[Stored data entries]
--- --- ---

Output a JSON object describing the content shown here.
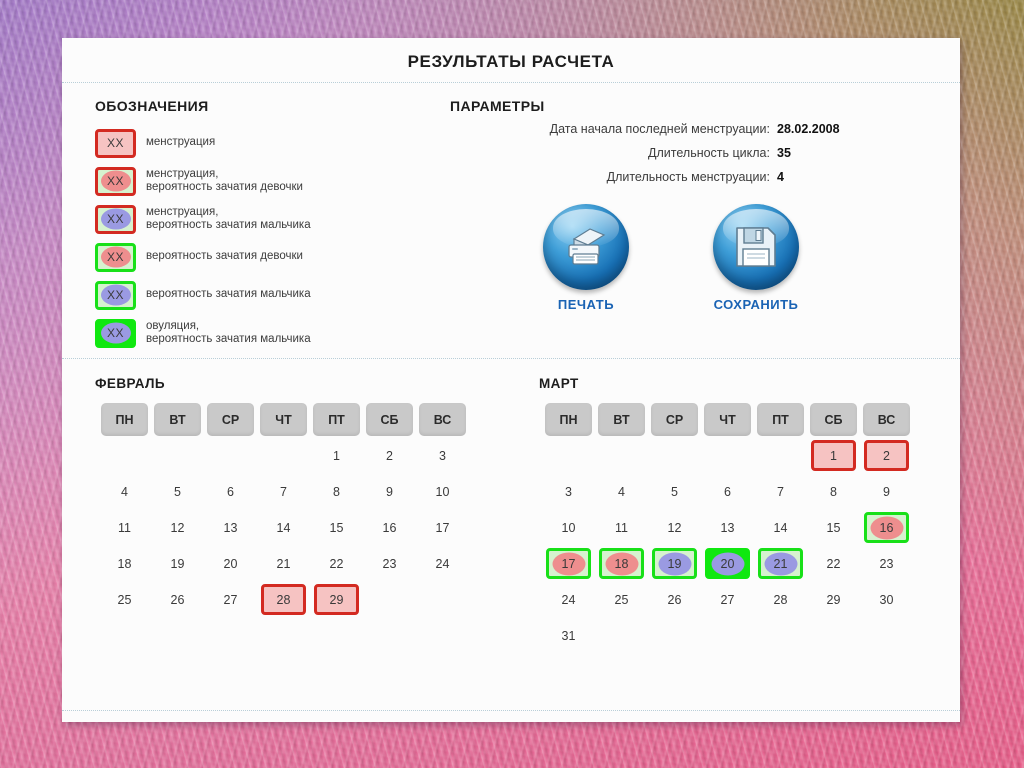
{
  "page": {
    "title": "РЕЗУЛЬТАТЫ РАСЧЕТА"
  },
  "legend": {
    "heading": "ОБОЗНАЧЕНИЯ",
    "swatch_text": "XX",
    "items": [
      {
        "line1": "менструация",
        "line2": "",
        "fill": "#f6c3c2",
        "border": "#d32a21",
        "ellipse": ""
      },
      {
        "line1": "менструация,",
        "line2": "вероятность зачатия девочки",
        "fill": "#d6f2cf",
        "border": "#d32a21",
        "ellipse": "#ee8e8e"
      },
      {
        "line1": "менструация,",
        "line2": "вероятность зачатия мальчика",
        "fill": "#d6f2cf",
        "border": "#d32a21",
        "ellipse": "#9a9ae2"
      },
      {
        "line1": "вероятность зачатия девочки",
        "line2": "",
        "fill": "#d6f2cf",
        "border": "#18e018",
        "ellipse": "#ee8e8e"
      },
      {
        "line1": "вероятность зачатия мальчика",
        "line2": "",
        "fill": "#d6f2cf",
        "border": "#18e018",
        "ellipse": "#9a9ae2"
      },
      {
        "line1": "овуляция,",
        "line2": "вероятность зачатия мальчика",
        "fill": "#10e810",
        "border": "#10e810",
        "ellipse": "#9a9ae2"
      }
    ]
  },
  "parameters": {
    "heading": "ПАРАМЕТРЫ",
    "rows": [
      {
        "label": "Дата начала последней менструации:",
        "value": "28.02.2008"
      },
      {
        "label": "Длительность цикла:",
        "value": "35"
      },
      {
        "label": "Длительность менструации:",
        "value": "4"
      }
    ]
  },
  "actions": [
    {
      "label": "ПЕЧАТЬ",
      "icon": "printer-icon"
    },
    {
      "label": "СОХРАНИТЬ",
      "icon": "floppy-disk-icon"
    }
  ],
  "colors": {
    "menstruation_fill": "#f6c3c2",
    "menstruation_border": "#d32a21",
    "fertile_fill": "#d6f2cf",
    "fertile_border": "#18e018",
    "ovulation_fill": "#10e810",
    "girl_ellipse": "#ee8e8e",
    "boy_ellipse": "#9a9ae2",
    "weekday_header": "#c9c9c9",
    "accent_link": "#1a63b4"
  },
  "calendars": [
    {
      "name": "ФЕВРАЛЬ",
      "weekdays": [
        "ПН",
        "ВТ",
        "СР",
        "ЧТ",
        "ПТ",
        "СБ",
        "ВС"
      ],
      "weeks": [
        [
          null,
          null,
          null,
          null,
          {
            "d": "1"
          },
          {
            "d": "2"
          },
          {
            "d": "3"
          }
        ],
        [
          {
            "d": "4"
          },
          {
            "d": "5"
          },
          {
            "d": "6"
          },
          {
            "d": "7"
          },
          {
            "d": "8"
          },
          {
            "d": "9"
          },
          {
            "d": "10"
          }
        ],
        [
          {
            "d": "11"
          },
          {
            "d": "12"
          },
          {
            "d": "13"
          },
          {
            "d": "14"
          },
          {
            "d": "15"
          },
          {
            "d": "16"
          },
          {
            "d": "17"
          }
        ],
        [
          {
            "d": "18"
          },
          {
            "d": "19"
          },
          {
            "d": "20"
          },
          {
            "d": "21"
          },
          {
            "d": "22"
          },
          {
            "d": "23"
          },
          {
            "d": "24"
          }
        ],
        [
          {
            "d": "25"
          },
          {
            "d": "26"
          },
          {
            "d": "27"
          },
          {
            "d": "28",
            "m": "menstruation"
          },
          {
            "d": "29",
            "m": "menstruation"
          },
          null,
          null
        ]
      ]
    },
    {
      "name": "МАРТ",
      "weekdays": [
        "ПН",
        "ВТ",
        "СР",
        "ЧТ",
        "ПТ",
        "СБ",
        "ВС"
      ],
      "weeks": [
        [
          null,
          null,
          null,
          null,
          null,
          {
            "d": "1",
            "m": "menstruation"
          },
          {
            "d": "2",
            "m": "menstruation"
          }
        ],
        [
          {
            "d": "3"
          },
          {
            "d": "4"
          },
          {
            "d": "5"
          },
          {
            "d": "6"
          },
          {
            "d": "7"
          },
          {
            "d": "8"
          },
          {
            "d": "9"
          }
        ],
        [
          {
            "d": "10"
          },
          {
            "d": "11"
          },
          {
            "d": "12"
          },
          {
            "d": "13"
          },
          {
            "d": "14"
          },
          {
            "d": "15"
          },
          {
            "d": "16",
            "m": "girl"
          }
        ],
        [
          {
            "d": "17",
            "m": "girl"
          },
          {
            "d": "18",
            "m": "girl"
          },
          {
            "d": "19",
            "m": "boy"
          },
          {
            "d": "20",
            "m": "ovulation"
          },
          {
            "d": "21",
            "m": "boy"
          },
          {
            "d": "22"
          },
          {
            "d": "23"
          }
        ],
        [
          {
            "d": "24"
          },
          {
            "d": "25"
          },
          {
            "d": "26"
          },
          {
            "d": "27"
          },
          {
            "d": "28"
          },
          {
            "d": "29"
          },
          {
            "d": "30"
          }
        ],
        [
          {
            "d": "31"
          },
          null,
          null,
          null,
          null,
          null,
          null
        ]
      ]
    }
  ]
}
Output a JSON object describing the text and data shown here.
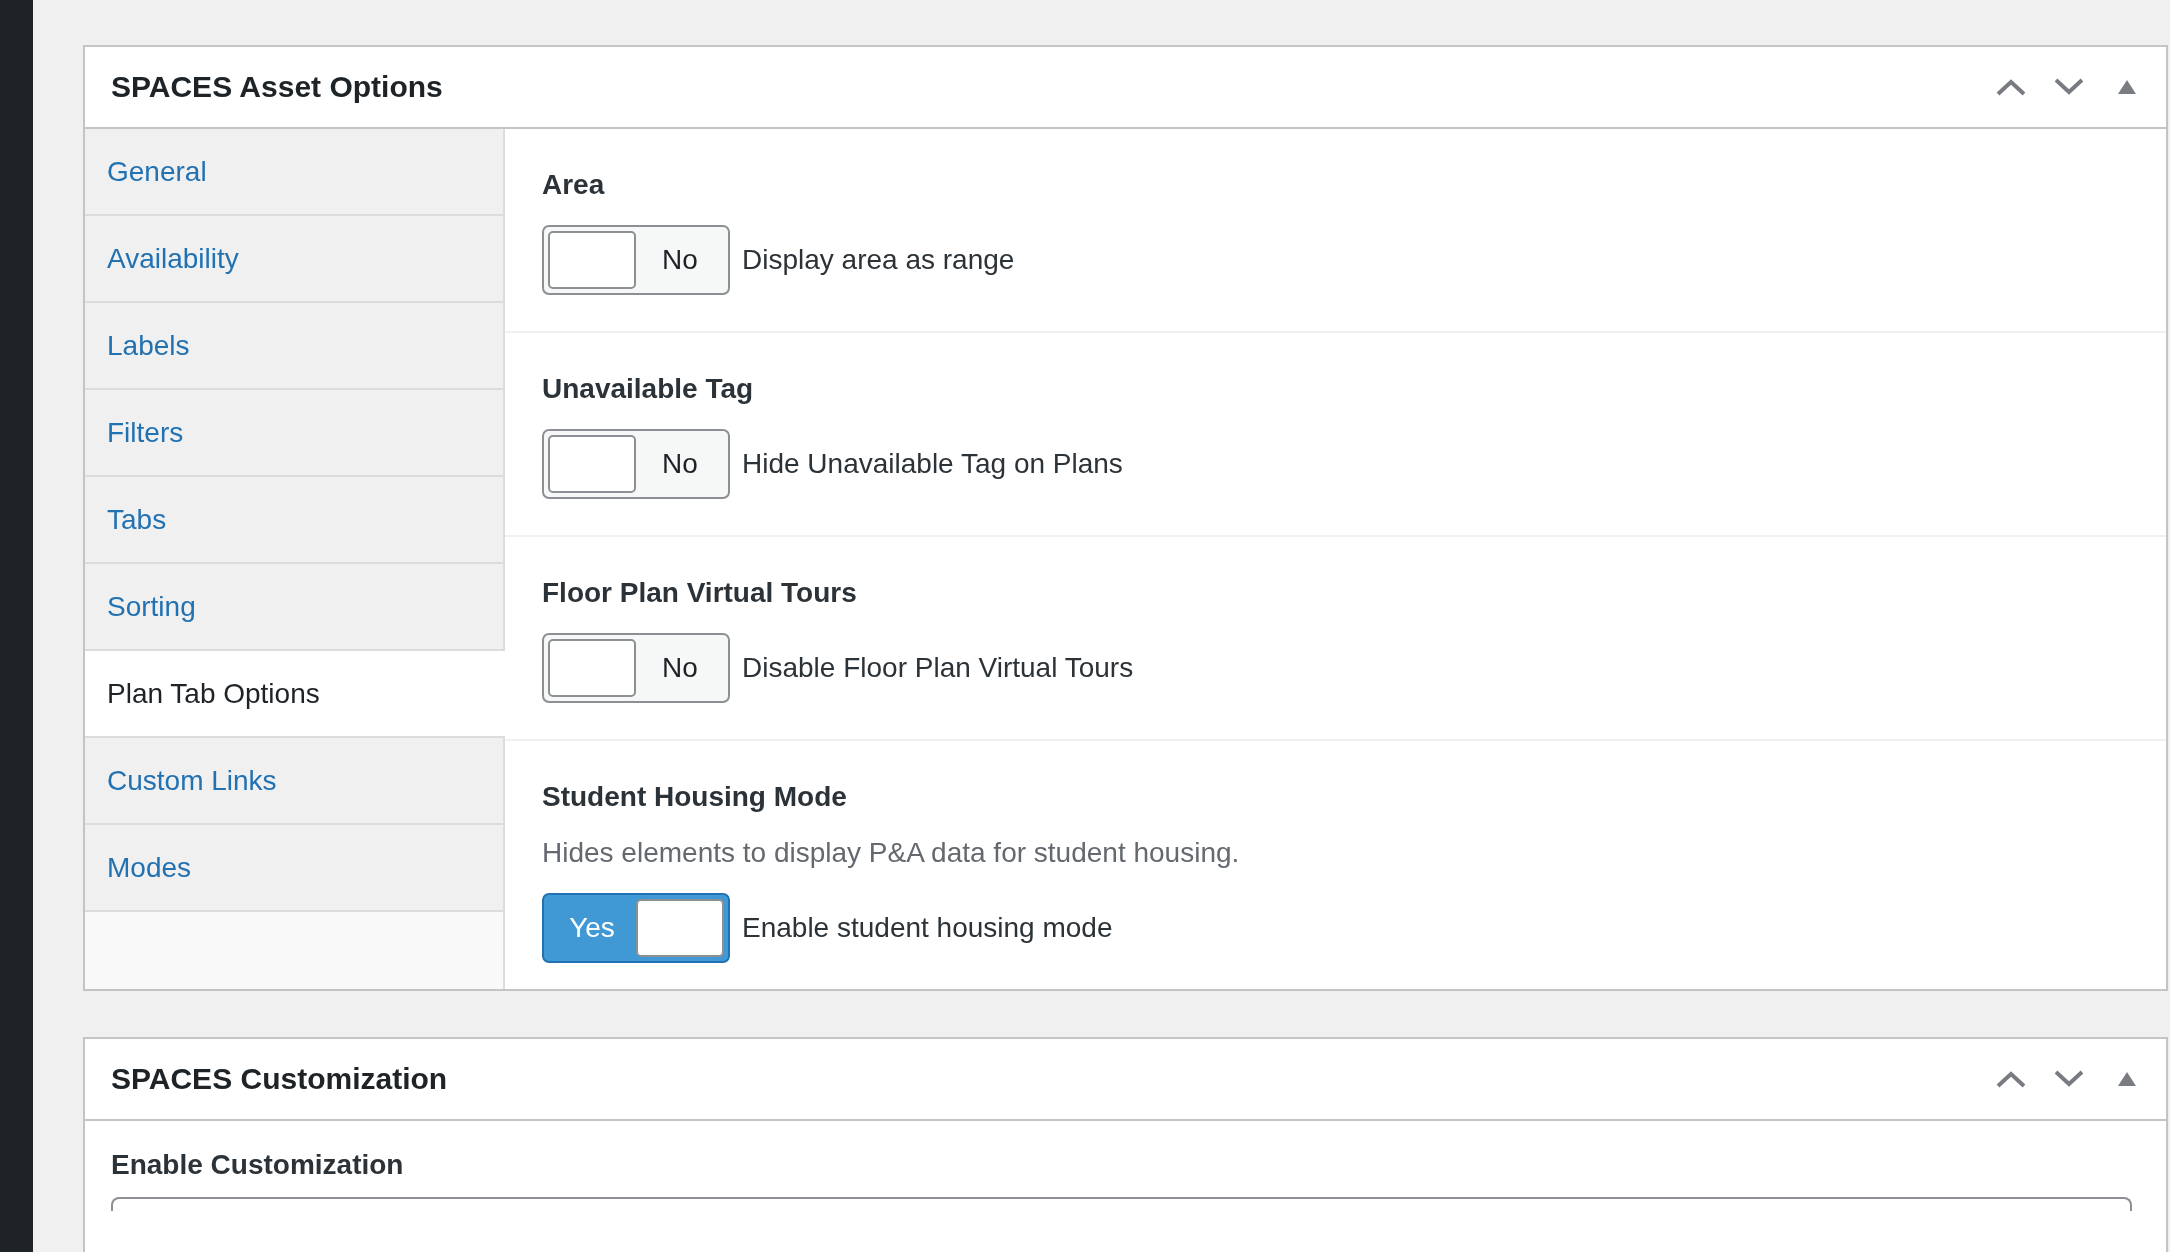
{
  "panels": [
    {
      "title": "SPACES Asset Options",
      "tabs": [
        {
          "label": "General",
          "selected": false
        },
        {
          "label": "Availability",
          "selected": false
        },
        {
          "label": "Labels",
          "selected": false
        },
        {
          "label": "Filters",
          "selected": false
        },
        {
          "label": "Tabs",
          "selected": false
        },
        {
          "label": "Sorting",
          "selected": false
        },
        {
          "label": "Plan Tab Options",
          "selected": true
        },
        {
          "label": "Custom Links",
          "selected": false
        },
        {
          "label": "Modes",
          "selected": false
        }
      ],
      "settings": [
        {
          "title": "Area",
          "toggle": {
            "on": false,
            "label": "No"
          },
          "caption": "Display area as range"
        },
        {
          "title": "Unavailable Tag",
          "toggle": {
            "on": false,
            "label": "No"
          },
          "caption": "Hide Unavailable Tag on Plans"
        },
        {
          "title": "Floor Plan Virtual Tours",
          "toggle": {
            "on": false,
            "label": "No"
          },
          "caption": "Disable Floor Plan Virtual Tours"
        },
        {
          "title": "Student Housing Mode",
          "description": "Hides elements to display P&A data for student housing.",
          "toggle": {
            "on": true,
            "label": "Yes"
          },
          "caption": "Enable student housing mode"
        }
      ]
    },
    {
      "title": "SPACES Customization",
      "field_label": "Enable Customization"
    }
  ]
}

--- --- ---

▶ _What you will do_
Print out every entry above without changing a word, and leave out the pictures.

▶ _Response to this task_
Output a JSON object describing the content shown here.
{
  "page": {
    "title": "РЕЗУЛЬТАТЫ РАСЧЕТА"
  },
  "legend": {
    "heading": "ОБОЗНАЧЕНИЯ",
    "swatch_text": "XX",
    "items": [
      {
        "line1": "менструация",
        "line2": "",
        "fill": "#f6c3c2",
        "border": "#d32a21",
        "ellipse": ""
      },
      {
        "line1": "менструация,",
        "line2": "вероятность зачатия девочки",
        "fill": "#d6f2cf",
        "border": "#d32a21",
        "ellipse": "#ee8e8e"
      },
      {
        "line1": "менструация,",
        "line2": "вероятность зачатия мальчика",
        "fill": "#d6f2cf",
        "border": "#d32a21",
        "ellipse": "#9a9ae2"
      },
      {
        "line1": "вероятность зачатия девочки",
        "line2": "",
        "fill": "#d6f2cf",
        "border": "#18e018",
        "ellipse": "#ee8e8e"
      },
      {
        "line1": "вероятность зачатия мальчика",
        "line2": "",
        "fill": "#d6f2cf",
        "border": "#18e018",
        "ellipse": "#9a9ae2"
      },
      {
        "line1": "овуляция,",
        "line2": "вероятность зачатия мальчика",
        "fill": "#10e810",
        "border": "#10e810",
        "ellipse": "#9a9ae2"
      }
    ]
  },
  "parameters": {
    "heading": "ПАРАМЕТРЫ",
    "rows": [
      {
        "label": "Дата начала последней менструации:",
        "value": "28.02.2008"
      },
      {
        "label": "Длительность цикла:",
        "value": "35"
      },
      {
        "label": "Длительность менструации:",
        "value": "4"
      }
    ]
  },
  "actions": [
    {
      "label": "ПЕЧАТЬ",
      "icon": "printer-icon"
    },
    {
      "label": "СОХРАНИТЬ",
      "icon": "floppy-disk-icon"
    }
  ],
  "colors": {
    "menstruation_fill": "#f6c3c2",
    "menstruation_border": "#d32a21",
    "fertile_fill": "#d6f2cf",
    "fertile_border": "#18e018",
    "ovulation_fill": "#10e810",
    "girl_ellipse": "#ee8e8e",
    "boy_ellipse": "#9a9ae2",
    "weekday_header": "#c9c9c9",
    "accent_link": "#1a63b4"
  },
  "calendars": [
    {
      "name": "ФЕВРАЛЬ",
      "weekdays": [
        "ПН",
        "ВТ",
        "СР",
        "ЧТ",
        "ПТ",
        "СБ",
        "ВС"
      ],
      "weeks": [
        [
          null,
          null,
          null,
          null,
          {
            "d": "1"
          },
          {
            "d": "2"
          },
          {
            "d": "3"
          }
        ],
        [
          {
            "d": "4"
          },
          {
            "d": "5"
          },
          {
            "d": "6"
          },
          {
            "d": "7"
          },
          {
            "d": "8"
          },
          {
            "d": "9"
          },
          {
            "d": "10"
          }
        ],
        [
          {
            "d": "11"
          },
          {
            "d": "12"
          },
          {
            "d": "13"
          },
          {
            "d": "14"
          },
          {
            "d": "15"
          },
          {
            "d": "16"
          },
          {
            "d": "17"
          }
        ],
        [
          {
            "d": "18"
          },
          {
            "d": "19"
          },
          {
            "d": "20"
          },
          {
            "d": "21"
          },
          {
            "d": "22"
          },
          {
            "d": "23"
          },
          {
            "d": "24"
          }
        ],
        [
          {
            "d": "25"
          },
          {
            "d": "26"
          },
          {
            "d": "27"
          },
          {
            "d": "28",
            "m": "menstruation"
          },
          {
            "d": "29",
            "m": "menstruation"
          },
          null,
          null
        ]
      ]
    },
    {
      "name": "МАРТ",
      "weekdays": [
        "ПН",
        "ВТ",
        "СР",
        "ЧТ",
        "ПТ",
        "СБ",
        "ВС"
      ],
      "weeks": [
        [
          null,
          null,
          null,
          null,
          null,
          {
            "d": "1",
            "m": "menstruation"
          },
          {
            "d": "2",
            "m": "menstruation"
          }
        ],
        [
          {
            "d": "3"
          },
          {
            "d": "4"
          },
          {
            "d": "5"
          },
          {
            "d": "6"
          },
          {
            "d": "7"
          },
          {
            "d": "8"
          },
          {
            "d": "9"
          }
        ],
        [
          {
            "d": "10"
          },
          {
            "d": "11"
          },
          {
            "d": "12"
          },
          {
            "d": "13"
          },
          {
            "d": "14"
          },
          {
            "d": "15"
          },
          {
            "d": "16",
            "m": "girl"
          }
        ],
        [
          {
            "d": "17",
            "m": "girl"
          },
          {
            "d": "18",
            "m": "girl"
          },
          {
            "d": "19",
            "m": "boy"
          },
          {
            "d": "20",
            "m": "ovulation"
          },
          {
            "d": "21",
            "m": "boy"
          },
          {
            "d": "22"
          },
          {
            "d": "23"
          }
        ],
        [
          {
            "d": "24"
          },
          {
            "d": "25"
          },
          {
            "d": "26"
          },
          {
            "d": "27"
          },
          {
            "d": "28"
          },
          {
            "d": "29"
          },
          {
            "d": "30"
          }
        ],
        [
          {
            "d": "31"
          },
          null,
          null,
          null,
          null,
          null,
          null
        ]
      ]
    }
  ]
}
Output a JSON object describing the text and data shown here.
{
  "panels": [
    {
      "title": "SPACES Asset Options",
      "tabs": [
        {
          "label": "General",
          "selected": false
        },
        {
          "label": "Availability",
          "selected": false
        },
        {
          "label": "Labels",
          "selected": false
        },
        {
          "label": "Filters",
          "selected": false
        },
        {
          "label": "Tabs",
          "selected": false
        },
        {
          "label": "Sorting",
          "selected": false
        },
        {
          "label": "Plan Tab Options",
          "selected": true
        },
        {
          "label": "Custom Links",
          "selected": false
        },
        {
          "label": "Modes",
          "selected": false
        }
      ],
      "settings": [
        {
          "title": "Area",
          "toggle": {
            "on": false,
            "label": "No"
          },
          "caption": "Display area as range"
        },
        {
          "title": "Unavailable Tag",
          "toggle": {
            "on": false,
            "label": "No"
          },
          "caption": "Hide Unavailable Tag on Plans"
        },
        {
          "title": "Floor Plan Virtual Tours",
          "toggle": {
            "on": false,
            "label": "No"
          },
          "caption": "Disable Floor Plan Virtual Tours"
        },
        {
          "title": "Student Housing Mode",
          "description": "Hides elements to display P&A data for student housing.",
          "toggle": {
            "on": true,
            "label": "Yes"
          },
          "caption": "Enable student housing mode"
        }
      ]
    },
    {
      "title": "SPACES Customization",
      "field_label": "Enable Customization"
    }
  ]
}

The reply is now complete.